Extracted records
****

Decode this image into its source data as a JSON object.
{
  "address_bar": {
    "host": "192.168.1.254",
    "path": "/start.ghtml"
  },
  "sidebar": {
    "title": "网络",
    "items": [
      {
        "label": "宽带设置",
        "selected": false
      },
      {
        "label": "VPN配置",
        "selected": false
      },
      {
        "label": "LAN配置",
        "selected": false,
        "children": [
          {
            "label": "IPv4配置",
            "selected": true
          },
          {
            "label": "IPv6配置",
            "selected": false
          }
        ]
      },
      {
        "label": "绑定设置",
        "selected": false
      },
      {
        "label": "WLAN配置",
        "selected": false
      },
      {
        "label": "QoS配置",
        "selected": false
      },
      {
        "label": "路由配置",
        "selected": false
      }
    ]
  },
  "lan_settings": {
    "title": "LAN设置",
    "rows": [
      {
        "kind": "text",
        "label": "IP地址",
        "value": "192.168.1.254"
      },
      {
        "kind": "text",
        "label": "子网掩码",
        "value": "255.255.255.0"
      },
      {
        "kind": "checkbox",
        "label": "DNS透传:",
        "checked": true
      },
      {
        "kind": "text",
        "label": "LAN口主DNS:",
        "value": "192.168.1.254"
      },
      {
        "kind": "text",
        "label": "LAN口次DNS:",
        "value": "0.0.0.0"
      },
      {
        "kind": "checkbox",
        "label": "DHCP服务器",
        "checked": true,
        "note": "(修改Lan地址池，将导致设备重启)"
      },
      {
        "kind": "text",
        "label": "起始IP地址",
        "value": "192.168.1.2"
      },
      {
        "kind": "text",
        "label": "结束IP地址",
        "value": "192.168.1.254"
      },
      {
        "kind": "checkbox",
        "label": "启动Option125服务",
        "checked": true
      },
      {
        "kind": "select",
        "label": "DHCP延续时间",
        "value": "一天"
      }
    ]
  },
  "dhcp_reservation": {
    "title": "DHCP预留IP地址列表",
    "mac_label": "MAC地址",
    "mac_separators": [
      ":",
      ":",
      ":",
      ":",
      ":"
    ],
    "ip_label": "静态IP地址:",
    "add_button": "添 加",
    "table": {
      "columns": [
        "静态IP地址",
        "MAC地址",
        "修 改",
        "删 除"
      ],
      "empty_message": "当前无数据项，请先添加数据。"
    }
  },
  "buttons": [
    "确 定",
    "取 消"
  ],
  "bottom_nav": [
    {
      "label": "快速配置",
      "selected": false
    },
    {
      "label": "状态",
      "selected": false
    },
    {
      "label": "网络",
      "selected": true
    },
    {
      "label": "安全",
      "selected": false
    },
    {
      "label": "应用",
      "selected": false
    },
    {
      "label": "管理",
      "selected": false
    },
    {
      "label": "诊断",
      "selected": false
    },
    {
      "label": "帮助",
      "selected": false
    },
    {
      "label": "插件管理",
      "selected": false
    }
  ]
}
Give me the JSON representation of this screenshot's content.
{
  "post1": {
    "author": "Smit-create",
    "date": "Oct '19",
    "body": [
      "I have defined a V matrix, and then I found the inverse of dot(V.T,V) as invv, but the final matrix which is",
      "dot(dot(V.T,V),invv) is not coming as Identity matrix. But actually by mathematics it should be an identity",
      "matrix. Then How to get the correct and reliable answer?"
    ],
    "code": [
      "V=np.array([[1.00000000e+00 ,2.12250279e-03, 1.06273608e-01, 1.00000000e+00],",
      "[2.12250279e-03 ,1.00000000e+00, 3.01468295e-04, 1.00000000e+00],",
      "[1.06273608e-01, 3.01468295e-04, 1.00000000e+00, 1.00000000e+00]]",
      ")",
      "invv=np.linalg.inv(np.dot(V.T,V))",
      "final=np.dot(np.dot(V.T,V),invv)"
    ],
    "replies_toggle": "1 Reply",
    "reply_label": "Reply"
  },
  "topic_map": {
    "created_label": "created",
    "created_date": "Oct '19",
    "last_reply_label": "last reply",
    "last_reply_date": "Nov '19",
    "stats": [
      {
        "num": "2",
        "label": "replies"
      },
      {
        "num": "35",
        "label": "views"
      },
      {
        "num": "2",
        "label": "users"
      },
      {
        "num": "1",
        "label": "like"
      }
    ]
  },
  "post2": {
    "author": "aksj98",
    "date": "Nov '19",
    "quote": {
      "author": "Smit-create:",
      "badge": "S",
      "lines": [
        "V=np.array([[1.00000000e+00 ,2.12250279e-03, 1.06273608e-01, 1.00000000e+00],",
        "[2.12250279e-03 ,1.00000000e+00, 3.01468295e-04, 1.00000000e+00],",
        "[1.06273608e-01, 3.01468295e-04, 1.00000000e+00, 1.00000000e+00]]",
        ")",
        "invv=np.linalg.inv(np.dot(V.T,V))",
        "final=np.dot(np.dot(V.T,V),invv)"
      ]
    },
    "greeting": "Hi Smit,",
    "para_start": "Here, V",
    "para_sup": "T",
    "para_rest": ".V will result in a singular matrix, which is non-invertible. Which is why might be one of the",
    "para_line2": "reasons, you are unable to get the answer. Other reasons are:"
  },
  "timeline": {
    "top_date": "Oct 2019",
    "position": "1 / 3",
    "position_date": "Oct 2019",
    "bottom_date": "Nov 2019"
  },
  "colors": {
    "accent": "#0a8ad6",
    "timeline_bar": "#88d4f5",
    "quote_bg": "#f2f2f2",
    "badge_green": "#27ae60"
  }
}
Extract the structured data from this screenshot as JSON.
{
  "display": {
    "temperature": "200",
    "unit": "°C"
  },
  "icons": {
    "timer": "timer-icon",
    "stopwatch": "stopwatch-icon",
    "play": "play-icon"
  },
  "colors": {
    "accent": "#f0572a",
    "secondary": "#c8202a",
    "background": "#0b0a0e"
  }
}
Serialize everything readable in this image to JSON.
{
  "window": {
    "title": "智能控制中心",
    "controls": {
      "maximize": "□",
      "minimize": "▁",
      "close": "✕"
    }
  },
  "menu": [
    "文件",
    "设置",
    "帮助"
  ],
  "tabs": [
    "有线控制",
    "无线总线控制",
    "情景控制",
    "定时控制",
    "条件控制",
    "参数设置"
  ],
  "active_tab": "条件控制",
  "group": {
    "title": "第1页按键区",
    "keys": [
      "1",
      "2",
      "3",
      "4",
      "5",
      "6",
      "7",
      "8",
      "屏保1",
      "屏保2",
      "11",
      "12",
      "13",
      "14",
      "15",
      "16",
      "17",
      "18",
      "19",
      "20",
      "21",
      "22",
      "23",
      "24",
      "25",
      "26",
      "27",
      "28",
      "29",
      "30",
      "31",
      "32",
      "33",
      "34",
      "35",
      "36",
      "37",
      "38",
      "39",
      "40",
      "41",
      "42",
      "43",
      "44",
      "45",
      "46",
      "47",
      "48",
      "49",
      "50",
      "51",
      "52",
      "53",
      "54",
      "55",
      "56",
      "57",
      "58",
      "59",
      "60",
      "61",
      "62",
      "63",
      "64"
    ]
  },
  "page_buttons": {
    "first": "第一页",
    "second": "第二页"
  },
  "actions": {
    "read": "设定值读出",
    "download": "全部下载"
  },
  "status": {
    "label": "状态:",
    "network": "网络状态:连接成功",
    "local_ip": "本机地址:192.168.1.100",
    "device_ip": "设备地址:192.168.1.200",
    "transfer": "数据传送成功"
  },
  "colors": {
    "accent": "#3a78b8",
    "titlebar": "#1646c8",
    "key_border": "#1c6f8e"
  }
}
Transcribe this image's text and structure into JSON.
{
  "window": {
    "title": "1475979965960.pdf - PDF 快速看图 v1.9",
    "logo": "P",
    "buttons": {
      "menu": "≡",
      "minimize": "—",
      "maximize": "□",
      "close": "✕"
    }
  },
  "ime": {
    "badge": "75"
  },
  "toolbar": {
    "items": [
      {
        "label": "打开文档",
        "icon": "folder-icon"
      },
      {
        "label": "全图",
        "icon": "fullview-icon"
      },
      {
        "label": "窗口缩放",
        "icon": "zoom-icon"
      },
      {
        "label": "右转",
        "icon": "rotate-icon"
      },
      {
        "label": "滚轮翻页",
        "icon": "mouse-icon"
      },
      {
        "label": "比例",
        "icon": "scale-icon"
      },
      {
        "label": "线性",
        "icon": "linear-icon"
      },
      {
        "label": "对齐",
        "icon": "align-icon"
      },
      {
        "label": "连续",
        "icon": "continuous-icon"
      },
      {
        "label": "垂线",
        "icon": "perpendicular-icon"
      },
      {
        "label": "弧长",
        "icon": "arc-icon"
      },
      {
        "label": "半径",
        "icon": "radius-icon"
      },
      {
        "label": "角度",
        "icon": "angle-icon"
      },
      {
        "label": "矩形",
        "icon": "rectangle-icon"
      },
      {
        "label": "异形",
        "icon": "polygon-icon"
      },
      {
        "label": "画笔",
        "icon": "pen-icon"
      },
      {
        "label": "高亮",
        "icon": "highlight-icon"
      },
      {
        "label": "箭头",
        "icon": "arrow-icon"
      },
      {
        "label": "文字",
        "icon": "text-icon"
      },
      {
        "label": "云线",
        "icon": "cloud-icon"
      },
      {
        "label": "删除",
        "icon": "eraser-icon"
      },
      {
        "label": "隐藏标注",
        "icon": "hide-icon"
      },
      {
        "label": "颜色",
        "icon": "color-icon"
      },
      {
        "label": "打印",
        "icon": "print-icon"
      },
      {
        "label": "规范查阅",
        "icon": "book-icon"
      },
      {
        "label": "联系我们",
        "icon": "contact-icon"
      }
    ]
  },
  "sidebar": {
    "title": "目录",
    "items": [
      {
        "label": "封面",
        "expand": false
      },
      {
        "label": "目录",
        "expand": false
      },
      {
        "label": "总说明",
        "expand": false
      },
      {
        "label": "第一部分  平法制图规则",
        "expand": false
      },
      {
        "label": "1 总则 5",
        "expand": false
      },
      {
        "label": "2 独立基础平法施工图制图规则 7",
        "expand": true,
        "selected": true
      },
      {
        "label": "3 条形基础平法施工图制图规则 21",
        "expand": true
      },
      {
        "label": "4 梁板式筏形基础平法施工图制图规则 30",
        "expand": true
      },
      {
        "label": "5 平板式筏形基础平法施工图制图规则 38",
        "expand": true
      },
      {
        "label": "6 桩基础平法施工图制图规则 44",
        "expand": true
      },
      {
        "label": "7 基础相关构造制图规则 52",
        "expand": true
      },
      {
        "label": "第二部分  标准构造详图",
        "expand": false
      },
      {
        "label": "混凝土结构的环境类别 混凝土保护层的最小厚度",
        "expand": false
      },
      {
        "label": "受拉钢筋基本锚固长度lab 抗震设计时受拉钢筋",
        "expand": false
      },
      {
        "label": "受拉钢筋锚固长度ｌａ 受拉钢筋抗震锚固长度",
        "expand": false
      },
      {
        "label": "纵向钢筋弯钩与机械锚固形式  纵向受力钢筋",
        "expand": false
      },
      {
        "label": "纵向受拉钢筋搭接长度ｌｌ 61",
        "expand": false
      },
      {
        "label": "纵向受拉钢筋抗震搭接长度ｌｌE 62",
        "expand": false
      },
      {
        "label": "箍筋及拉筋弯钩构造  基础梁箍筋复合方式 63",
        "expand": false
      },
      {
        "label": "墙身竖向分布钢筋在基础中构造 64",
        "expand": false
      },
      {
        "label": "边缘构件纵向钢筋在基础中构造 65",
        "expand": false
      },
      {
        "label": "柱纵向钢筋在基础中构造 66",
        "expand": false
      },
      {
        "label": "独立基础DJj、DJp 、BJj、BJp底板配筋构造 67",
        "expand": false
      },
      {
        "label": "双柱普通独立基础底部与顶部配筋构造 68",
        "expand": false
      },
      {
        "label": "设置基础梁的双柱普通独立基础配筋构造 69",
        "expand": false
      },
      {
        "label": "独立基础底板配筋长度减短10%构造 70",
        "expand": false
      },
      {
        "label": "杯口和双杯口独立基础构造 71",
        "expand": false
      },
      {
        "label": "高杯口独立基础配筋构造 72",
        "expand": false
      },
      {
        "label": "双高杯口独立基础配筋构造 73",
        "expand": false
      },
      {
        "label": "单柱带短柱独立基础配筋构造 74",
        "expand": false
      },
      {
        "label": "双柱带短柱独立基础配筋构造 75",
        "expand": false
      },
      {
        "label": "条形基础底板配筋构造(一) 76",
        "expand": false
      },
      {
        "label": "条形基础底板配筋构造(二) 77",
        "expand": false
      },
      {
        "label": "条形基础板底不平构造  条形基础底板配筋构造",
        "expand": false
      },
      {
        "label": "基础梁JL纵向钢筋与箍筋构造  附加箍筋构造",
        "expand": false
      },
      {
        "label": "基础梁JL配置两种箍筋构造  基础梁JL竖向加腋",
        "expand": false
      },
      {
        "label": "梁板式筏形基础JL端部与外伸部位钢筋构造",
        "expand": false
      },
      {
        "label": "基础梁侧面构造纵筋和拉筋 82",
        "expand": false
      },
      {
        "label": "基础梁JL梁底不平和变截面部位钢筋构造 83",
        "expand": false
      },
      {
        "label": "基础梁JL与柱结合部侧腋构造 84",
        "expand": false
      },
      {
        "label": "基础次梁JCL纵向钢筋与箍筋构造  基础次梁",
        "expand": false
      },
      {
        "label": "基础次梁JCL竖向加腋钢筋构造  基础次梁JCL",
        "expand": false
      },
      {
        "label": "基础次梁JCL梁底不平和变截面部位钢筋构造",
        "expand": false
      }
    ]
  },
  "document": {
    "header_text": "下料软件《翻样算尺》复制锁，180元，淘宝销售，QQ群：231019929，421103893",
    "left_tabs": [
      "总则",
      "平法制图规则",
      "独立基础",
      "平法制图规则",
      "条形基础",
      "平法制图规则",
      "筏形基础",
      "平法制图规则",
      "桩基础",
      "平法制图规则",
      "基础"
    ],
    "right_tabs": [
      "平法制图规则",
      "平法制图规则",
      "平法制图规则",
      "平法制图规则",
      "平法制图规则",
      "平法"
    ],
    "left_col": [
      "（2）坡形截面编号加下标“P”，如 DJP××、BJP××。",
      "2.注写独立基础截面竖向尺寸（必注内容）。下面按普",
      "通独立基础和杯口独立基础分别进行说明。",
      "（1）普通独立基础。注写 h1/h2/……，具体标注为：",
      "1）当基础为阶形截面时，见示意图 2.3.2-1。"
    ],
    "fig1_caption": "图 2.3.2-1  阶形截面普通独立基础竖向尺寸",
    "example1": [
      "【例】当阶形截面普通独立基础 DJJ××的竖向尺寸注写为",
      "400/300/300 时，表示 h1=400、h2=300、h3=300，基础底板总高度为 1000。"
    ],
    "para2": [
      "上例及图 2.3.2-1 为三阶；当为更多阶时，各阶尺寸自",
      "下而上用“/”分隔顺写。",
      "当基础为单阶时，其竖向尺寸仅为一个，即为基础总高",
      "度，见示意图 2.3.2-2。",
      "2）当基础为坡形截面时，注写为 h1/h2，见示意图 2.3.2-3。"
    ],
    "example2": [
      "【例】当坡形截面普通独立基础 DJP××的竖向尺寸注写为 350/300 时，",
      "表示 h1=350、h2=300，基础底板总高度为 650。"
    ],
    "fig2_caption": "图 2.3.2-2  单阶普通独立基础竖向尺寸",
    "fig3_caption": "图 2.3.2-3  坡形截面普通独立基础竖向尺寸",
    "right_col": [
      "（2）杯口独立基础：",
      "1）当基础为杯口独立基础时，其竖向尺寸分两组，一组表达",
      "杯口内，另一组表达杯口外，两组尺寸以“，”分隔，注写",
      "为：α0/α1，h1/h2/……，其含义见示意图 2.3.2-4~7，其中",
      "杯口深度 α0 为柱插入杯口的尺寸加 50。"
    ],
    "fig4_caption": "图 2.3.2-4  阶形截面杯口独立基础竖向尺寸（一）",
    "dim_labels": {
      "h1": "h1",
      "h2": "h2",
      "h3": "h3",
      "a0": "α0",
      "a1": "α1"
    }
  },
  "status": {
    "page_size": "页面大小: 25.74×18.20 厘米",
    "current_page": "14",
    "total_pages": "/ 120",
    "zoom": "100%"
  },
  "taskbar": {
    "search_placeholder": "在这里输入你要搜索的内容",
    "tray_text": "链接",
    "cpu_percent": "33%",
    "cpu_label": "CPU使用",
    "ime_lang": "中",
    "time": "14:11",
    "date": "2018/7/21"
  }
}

****

GIVEN REQUEST: Locate the lines above that contain "Smit" and copy them.

SOLUTION FOR THIS TASK:
    "author": "Smit-create",
      "author": "Smit-create:",
    "greeting": "Hi Smit,",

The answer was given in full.